▶ **TASK TO CARRY OUT**
Retype all the records with nothing changed.

--- start of EXTRACTED RECORDS ---

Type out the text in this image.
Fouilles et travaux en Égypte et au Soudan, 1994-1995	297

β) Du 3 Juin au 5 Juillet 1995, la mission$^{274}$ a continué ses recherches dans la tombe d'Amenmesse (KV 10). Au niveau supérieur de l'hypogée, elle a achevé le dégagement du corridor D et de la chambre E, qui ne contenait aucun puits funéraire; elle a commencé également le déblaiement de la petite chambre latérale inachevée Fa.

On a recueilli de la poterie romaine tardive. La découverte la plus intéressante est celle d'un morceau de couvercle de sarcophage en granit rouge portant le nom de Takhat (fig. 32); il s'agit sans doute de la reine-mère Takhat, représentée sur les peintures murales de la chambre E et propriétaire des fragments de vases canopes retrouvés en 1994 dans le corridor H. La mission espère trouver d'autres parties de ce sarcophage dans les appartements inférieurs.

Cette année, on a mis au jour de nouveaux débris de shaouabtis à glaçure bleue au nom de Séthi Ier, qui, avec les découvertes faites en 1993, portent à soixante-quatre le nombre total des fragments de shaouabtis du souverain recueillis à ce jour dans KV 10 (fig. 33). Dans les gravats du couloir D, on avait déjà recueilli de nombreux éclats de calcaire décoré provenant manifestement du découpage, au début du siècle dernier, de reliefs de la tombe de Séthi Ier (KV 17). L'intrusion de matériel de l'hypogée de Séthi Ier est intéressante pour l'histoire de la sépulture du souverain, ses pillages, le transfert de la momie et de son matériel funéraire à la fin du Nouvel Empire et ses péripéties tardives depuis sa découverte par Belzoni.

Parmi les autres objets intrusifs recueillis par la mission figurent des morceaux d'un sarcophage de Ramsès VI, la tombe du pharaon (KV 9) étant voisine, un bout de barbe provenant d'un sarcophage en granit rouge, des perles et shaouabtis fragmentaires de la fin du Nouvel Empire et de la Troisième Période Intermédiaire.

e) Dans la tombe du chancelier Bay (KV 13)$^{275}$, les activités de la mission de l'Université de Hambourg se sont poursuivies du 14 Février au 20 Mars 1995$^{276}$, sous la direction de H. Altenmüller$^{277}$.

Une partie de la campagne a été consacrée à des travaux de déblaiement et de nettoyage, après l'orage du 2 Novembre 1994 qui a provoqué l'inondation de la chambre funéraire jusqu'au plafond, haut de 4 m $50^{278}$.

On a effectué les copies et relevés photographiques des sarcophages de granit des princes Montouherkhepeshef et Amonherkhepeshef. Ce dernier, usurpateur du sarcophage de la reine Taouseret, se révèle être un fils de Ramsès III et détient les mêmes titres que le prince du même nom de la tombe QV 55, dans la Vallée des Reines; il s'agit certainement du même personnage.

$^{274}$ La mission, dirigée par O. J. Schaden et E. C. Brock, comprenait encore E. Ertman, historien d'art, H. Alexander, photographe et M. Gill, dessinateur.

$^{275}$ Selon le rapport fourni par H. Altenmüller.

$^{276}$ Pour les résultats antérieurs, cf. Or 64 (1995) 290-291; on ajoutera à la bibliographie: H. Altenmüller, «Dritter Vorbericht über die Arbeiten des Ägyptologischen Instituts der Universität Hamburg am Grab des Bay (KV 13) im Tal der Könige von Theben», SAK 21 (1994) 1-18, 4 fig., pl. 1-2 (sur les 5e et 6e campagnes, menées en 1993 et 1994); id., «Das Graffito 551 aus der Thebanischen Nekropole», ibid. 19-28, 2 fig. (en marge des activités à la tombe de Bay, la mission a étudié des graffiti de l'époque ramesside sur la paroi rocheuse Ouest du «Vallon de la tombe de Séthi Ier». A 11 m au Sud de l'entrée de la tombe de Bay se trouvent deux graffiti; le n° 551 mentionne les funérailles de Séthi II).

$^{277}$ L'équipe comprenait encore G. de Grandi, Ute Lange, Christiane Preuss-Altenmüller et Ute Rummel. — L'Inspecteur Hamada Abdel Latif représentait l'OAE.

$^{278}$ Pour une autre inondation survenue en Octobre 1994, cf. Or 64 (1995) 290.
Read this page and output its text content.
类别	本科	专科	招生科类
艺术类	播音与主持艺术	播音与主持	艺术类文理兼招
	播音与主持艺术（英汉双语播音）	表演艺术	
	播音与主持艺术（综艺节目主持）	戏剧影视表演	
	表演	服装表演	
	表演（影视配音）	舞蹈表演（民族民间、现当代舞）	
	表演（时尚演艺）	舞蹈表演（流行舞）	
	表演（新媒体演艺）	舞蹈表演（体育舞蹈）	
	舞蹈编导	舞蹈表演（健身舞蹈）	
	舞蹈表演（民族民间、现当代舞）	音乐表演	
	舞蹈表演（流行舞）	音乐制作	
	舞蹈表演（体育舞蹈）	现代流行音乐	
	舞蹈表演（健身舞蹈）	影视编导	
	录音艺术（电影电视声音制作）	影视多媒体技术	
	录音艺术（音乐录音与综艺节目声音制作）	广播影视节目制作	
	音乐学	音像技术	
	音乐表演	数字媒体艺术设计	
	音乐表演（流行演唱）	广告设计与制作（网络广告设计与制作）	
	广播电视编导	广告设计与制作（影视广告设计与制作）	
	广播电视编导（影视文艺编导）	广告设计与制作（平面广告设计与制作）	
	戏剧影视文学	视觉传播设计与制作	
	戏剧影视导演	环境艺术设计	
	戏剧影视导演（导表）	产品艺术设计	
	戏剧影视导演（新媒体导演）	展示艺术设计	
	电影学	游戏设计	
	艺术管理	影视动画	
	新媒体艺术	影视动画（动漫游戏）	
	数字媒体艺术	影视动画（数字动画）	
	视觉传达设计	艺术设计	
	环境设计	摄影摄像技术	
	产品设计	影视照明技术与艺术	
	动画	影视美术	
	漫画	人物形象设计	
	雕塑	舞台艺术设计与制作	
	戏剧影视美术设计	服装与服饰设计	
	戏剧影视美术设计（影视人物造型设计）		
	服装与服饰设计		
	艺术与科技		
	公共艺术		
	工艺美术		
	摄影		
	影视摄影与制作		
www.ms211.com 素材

--- end of EXTRACTED RECORDS ---

▶ **WRITTEN ANSWER**
Type out the text in this image.
Fouilles et travaux en Égypte et au Soudan, 1994-1995	297

β) Du 3 Juin au 5 Juillet 1995, la mission$^{274}$ a continué ses recherches dans la tombe d'Amenmesse (KV 10). Au niveau supérieur de l'hypogée, elle a achevé le dégagement du corridor D et de la chambre E, qui ne contenait aucun puits funéraire; elle a commencé également le déblaiement de la petite chambre latérale inachevée Fa.

On a recueilli de la poterie romaine tardive. La découverte la plus intéressante est celle d'un morceau de couvercle de sarcophage en granit rouge portant le nom de Takhat (fig. 32); il s'agit sans doute de la reine-mère Takhat, représentée sur les peintures murales de la chambre E et propriétaire des fragments de vases canopes retrouvés en 1994 dans le corridor H. La mission espère trouver d'autres parties de ce sarcophage dans les appartements inférieurs.

Cette année, on a mis au jour de nouveaux débris de shaouabtis à glaçure bleue au nom de Séthi Ier, qui, avec les découvertes faites en 1993, portent à soixante-quatre le nombre total des fragments de shaouabtis du souverain recueillis à ce jour dans KV 10 (fig. 33). Dans les gravats du couloir D, on avait déjà recueilli de nombreux éclats de calcaire décoré provenant manifestement du découpage, au début du siècle dernier, de reliefs de la tombe de Séthi Ier (KV 17). L'intrusion de matériel de l'hypogée de Séthi Ier est intéressante pour l'histoire de la sépulture du souverain, ses pillages, le transfert de la momie et de son matériel funéraire à la fin du Nouvel Empire et ses péripéties tardives depuis sa découverte par Belzoni.

Parmi les autres objets intrusifs recueillis par la mission figurent des morceaux d'un sarcophage de Ramsès VI, la tombe du pharaon (KV 9) étant voisine, un bout de barbe provenant d'un sarcophage en granit rouge, des perles et shaouabtis fragmentaires de la fin du Nouvel Empire et de la Troisième Période Intermédiaire.

e) Dans la tombe du chancelier Bay (KV 13)$^{275}$, les activités de la mission de l'Université de Hambourg se sont poursuivies du 14 Février au 20 Mars 1995$^{276}$, sous la direction de H. Altenmüller$^{277}$.

Une partie de la campagne a été consacrée à des travaux de déblaiement et de nettoyage, après l'orage du 2 Novembre 1994 qui a provoqué l'inondation de la chambre funéraire jusqu'au plafond, haut de 4 m $50^{278}$.

On a effectué les copies et relevés photographiques des sarcophages de granit des princes Montouherkhepeshef et Amonherkhepeshef. Ce dernier, usurpateur du sarcophage de la reine Taouseret, se révèle être un fils de Ramsès III et détient les mêmes titres que le prince du même nom de la tombe QV 55, dans la Vallée des Reines; il s'agit certainement du même personnage.

$^{274}$ La mission, dirigée par O. J. Schaden et E. C. Brock, comprenait encore E. Ertman, historien d'art, H. Alexander, photographe et M. Gill, dessinateur.

$^{275}$ Selon le rapport fourni par H. Altenmüller.

$^{276}$ Pour les résultats antérieurs, cf. Or 64 (1995) 290-291; on ajoutera à la bibliographie: H. Altenmüller, «Dritter Vorbericht über die Arbeiten des Ägyptologischen Instituts der Universität Hamburg am Grab des Bay (KV 13) im Tal der Könige von Theben», SAK 21 (1994) 1-18, 4 fig., pl. 1-2 (sur les 5e et 6e campagnes, menées en 1993 et 1994); id., «Das Graffito 551 aus der Thebanischen Nekropole», ibid. 19-28, 2 fig. (en marge des activités à la tombe de Bay, la mission a étudié des graffiti de l'époque ramesside sur la paroi rocheuse Ouest du «Vallon de la tombe de Séthi Ier». A 11 m au Sud de l'entrée de la tombe de Bay se trouvent deux graffiti; le n° 551 mentionne les funérailles de Séthi II).

$^{277}$ L'équipe comprenait encore G. de Grandi, Ute Lange, Christiane Preuss-Altenmüller et Ute Rummel. — L'Inspecteur Hamada Abdel Latif représentait l'OAE.

$^{278}$ Pour une autre inondation survenue en Octobre 1994, cf. Or 64 (1995) 290.
Read this page and output its text content.
类别	本科	专科	招生科类
艺术类	播音与主持艺术	播音与主持	艺术类文理兼招
	播音与主持艺术（英汉双语播音）	表演艺术	
	播音与主持艺术（综艺节目主持）	戏剧影视表演	
	表演	服装表演	
	表演（影视配音）	舞蹈表演（民族民间、现当代舞）	
	表演（时尚演艺）	舞蹈表演（流行舞）	
	表演（新媒体演艺）	舞蹈表演（体育舞蹈）	
	舞蹈编导	舞蹈表演（健身舞蹈）	
	舞蹈表演（民族民间、现当代舞）	音乐表演	
	舞蹈表演（流行舞）	音乐制作	
	舞蹈表演（体育舞蹈）	现代流行音乐	
	舞蹈表演（健身舞蹈）	影视编导	
	录音艺术（电影电视声音制作）	影视多媒体技术	
	录音艺术（音乐录音与综艺节目声音制作）	广播影视节目制作	
	音乐学	音像技术	
	音乐表演	数字媒体艺术设计	
	音乐表演（流行演唱）	广告设计与制作（网络广告设计与制作）	
	广播电视编导	广告设计与制作（影视广告设计与制作）	
	广播电视编导（影视文艺编导）	广告设计与制作（平面广告设计与制作）	
	戏剧影视文学	视觉传播设计与制作	
	戏剧影视导演	环境艺术设计	
	戏剧影视导演（导表）	产品艺术设计	
	戏剧影视导演（新媒体导演）	展示艺术设计	
	电影学	游戏设计	
	艺术管理	影视动画	
	新媒体艺术	影视动画（动漫游戏）	
	数字媒体艺术	影视动画（数字动画）	
	视觉传达设计	艺术设计	
	环境设计	摄影摄像技术	
	产品设计	影视照明技术与艺术	
	动画	影视美术	
	漫画	人物形象设计	
	雕塑	舞台艺术设计与制作	
	戏剧影视美术设计	服装与服饰设计	
	戏剧影视美术设计（影视人物造型设计）		
	服装与服饰设计		
	艺术与科技		
	公共艺术		
	工艺美术		
	摄影		
	影视摄影与制作		
www.ms211.com 素材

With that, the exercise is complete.